> _PASSAGEM EXTRAÍDA_
Antes de qualquer coisa, permita-me pedir desculpas pelo recurso a tal metáfora, há muito vulgarizada, para ilustrar o panorama atual. No entanto, conquanto a comparação remonte a tempos anteriores ao penta, quiçá ao tetracampeonato da seleção brasileira de futebol, o fato é que a mesma segue, infelizmente (para alguns), se encaixando à realidade do país.

Nunca antes na história desse país... (você entendeu a referência, eu sei, mas, asseguro que o recurso a tal bordão foi proposital, para, dependendo da sua reação, permitir que você identifique para que time torce, nesse campeonato onde, aparentemente, só dois times jogam) ...a política foi tão debatida com ânimos futebolísticos. Falo sério. Há muito tenho observado aqueles que me cercam, e percebo que a política tem dominado boa parte dos corações (quando deveria ter por habitat natural a razão, diria).

Aparentemente, vivemos uma constante final de campeonato. Um clássico daqueles. Brasil e Argentina. Fla-Flu. Gre-Nal. Re-Pa. Esquerda-Direita. Estes últimos são os times em campo. Logo, você deve escolher sua cor, vestir a camisa, e gritar, chorar, xingar, torcer até enr(l)ouquecer. Ainda que você não seja um ávido torcedor, é preciso escolher um lado da arquibancada. Não há meio termo, neutralidade. Não pode haver.

Exemplos que evidenciam esse ponto, tivemos muitos. Vide as votações do impeachment, que tiveram os votos de deputados e senadores sendo comemorados como se gols fossem. Até mesmo os dias, coincidiram com o do futebol: um domingo e duas quartas feiras. Tudo devidamente televisionado, com ampla cobertura da imprensa esportiva política. Em todos os três jogos, o time da esquerda saiu derrotado. Há quem diga que o esporte como um todo foi prejudicado, mas, "futebol é campo e bola", diriam alguns. Logo, o que vale é o resultado.

E quem comemora e chora os resultados? A torcida, claro. E, uma vez mais, tal qual ocorre no futebol, há aqui aqueles que se organizam. De ambos os lados. Torcidas uniformizadas, coreografadas, com gritos de guerra e tudo. Às vezes, quando não tem jogo, até vão às ruas manifestar sua paixão. Infelizmente, como também ocorre no futebol, há confrontos quando essas torcidas se encontram. A paixão transborda, os ânimos não se controlam e, por fim, a resolução acaba sendo buscada no grito, no braço. Lamentável. Mas, como já fora dito antes, no fim, todos acabam se acomodando em seus lugares na arquibancada, para ver a partida (felizmente?).

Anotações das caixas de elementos

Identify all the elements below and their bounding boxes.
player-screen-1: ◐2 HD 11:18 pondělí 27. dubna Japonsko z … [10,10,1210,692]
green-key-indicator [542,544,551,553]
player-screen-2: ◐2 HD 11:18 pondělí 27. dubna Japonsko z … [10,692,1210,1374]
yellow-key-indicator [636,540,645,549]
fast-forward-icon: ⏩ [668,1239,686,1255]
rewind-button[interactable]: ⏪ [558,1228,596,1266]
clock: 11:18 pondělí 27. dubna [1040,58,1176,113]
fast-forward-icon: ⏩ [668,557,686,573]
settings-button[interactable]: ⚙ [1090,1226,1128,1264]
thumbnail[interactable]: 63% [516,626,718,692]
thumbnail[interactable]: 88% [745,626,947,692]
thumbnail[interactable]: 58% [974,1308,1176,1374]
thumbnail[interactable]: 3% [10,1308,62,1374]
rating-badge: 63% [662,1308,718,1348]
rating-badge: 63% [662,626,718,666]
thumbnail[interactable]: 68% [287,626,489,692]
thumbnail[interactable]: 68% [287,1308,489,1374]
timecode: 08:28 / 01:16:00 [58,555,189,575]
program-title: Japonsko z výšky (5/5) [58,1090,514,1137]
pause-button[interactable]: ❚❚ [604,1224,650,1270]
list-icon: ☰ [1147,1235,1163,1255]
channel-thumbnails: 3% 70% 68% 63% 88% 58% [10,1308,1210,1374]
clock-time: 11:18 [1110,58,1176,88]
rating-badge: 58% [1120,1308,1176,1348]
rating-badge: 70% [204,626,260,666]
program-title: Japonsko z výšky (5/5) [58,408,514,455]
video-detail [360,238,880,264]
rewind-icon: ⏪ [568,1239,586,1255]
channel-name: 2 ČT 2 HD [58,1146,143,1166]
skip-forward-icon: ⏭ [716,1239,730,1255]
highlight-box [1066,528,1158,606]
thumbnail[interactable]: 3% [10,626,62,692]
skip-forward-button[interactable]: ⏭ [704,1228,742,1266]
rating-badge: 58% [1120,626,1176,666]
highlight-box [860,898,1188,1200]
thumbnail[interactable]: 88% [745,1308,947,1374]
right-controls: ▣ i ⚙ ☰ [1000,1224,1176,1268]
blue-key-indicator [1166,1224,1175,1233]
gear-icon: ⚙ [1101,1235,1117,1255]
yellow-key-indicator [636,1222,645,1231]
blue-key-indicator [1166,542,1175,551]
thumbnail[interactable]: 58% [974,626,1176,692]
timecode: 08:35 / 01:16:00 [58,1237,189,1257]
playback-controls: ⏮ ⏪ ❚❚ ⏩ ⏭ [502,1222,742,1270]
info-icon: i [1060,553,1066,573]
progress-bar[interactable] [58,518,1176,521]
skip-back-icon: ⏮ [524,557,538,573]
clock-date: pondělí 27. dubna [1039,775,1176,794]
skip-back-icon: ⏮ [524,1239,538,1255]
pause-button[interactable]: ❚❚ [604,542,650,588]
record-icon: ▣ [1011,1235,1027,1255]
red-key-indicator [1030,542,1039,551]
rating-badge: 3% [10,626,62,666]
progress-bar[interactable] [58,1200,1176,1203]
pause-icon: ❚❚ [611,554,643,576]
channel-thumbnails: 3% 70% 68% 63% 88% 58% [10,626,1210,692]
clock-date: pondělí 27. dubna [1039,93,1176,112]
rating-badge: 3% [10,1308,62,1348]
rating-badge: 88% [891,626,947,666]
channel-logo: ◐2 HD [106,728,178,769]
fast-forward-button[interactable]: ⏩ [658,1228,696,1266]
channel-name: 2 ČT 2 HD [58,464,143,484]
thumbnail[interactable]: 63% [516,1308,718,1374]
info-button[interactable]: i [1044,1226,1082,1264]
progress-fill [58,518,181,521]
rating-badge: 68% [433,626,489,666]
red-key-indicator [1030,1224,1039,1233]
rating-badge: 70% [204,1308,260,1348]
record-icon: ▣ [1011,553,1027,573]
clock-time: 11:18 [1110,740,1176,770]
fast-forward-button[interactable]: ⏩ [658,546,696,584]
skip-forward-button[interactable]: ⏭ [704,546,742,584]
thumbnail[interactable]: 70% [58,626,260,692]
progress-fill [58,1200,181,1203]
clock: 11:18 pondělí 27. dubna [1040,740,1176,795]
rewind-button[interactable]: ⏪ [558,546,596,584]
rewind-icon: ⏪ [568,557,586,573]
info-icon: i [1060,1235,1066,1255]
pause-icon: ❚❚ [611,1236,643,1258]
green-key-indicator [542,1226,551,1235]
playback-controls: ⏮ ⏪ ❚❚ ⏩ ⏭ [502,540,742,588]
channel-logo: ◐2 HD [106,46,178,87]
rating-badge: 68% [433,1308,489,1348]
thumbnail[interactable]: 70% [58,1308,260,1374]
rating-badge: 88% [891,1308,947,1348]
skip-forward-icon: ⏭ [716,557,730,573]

> _O QUE PRODUZIR_
Prossiga o texto sobre a política vivida como uma final de campeonato, começando logo depois da última frase apresentada.

> _RESPOSTA AO PROBLEMA_
Aqui também há vezes em que lances polêmicos ocorrem, cabendo aos juízes decidirem a respeito da regularidade dos mesmos. E, pasmem, também há um lado que comemora, elogia, torce pelo juiz. Ao passo que o outro, o dito "prejudicado", questiona a atuação do mesmo, aponta para o regulamento, indaga sobre a honestidade do julgador. E tudo é tão volúvel, que o juiz que hoje é o herói, no jogo seguinte pode ser o maior dos facínoras. Basta que atue de modo diverso do esperado. Sim, política futebol tem dessas coisas.

Entretanto, o mais interessante nessa comparação, está no fato de que, não importa o quanto aqueles que estão na arquibancada torçam, chorem, briguem; eles, quase sempre, não passam de meros espectadores, cujas apostas, a despeito do quão altas possam ser, independem suas vontades, estando condicionadas ao modo como os jogadores que vestem as cores do time vão se portar em campo. Irônico? Pois é. A política O futebol é assim.

Claro, não se pode ignorar que há aqueles torcedores mais ativos. Inconformados, protestam, cobram dos jogadores, do técnico, da comissão, pedem mais comprometimento, clamam por vitórias, títulos. Mas, esses renitentes não costumam ser bem vistos, nem mesmo pela própria torcida. Geralmente, lhes relegam a pecha de vagabundos. Sim, pois futebol é coisa para as horas vagas. É preciso cuidar da vida. No máximo comentar durante os intervalos. Torcer mesmo, só quando há jogo.

É preciso, no entanto, fazer uma ressalva: é verdade que há aqueles que tentam discutir o tema durante o trabalho, na mesa de bar, na faculdade. Mas, de modo geral, são embates que partem do nada para lugar nenhum. Os envolvidos no debate de digladiam, amiúde se ofendem, e no fim ninguém muda de opinião. Não há vencedores ou perdedores. No máximo, alguém sai levemente ressentido, e mais apaixonado pelas convicções próprias.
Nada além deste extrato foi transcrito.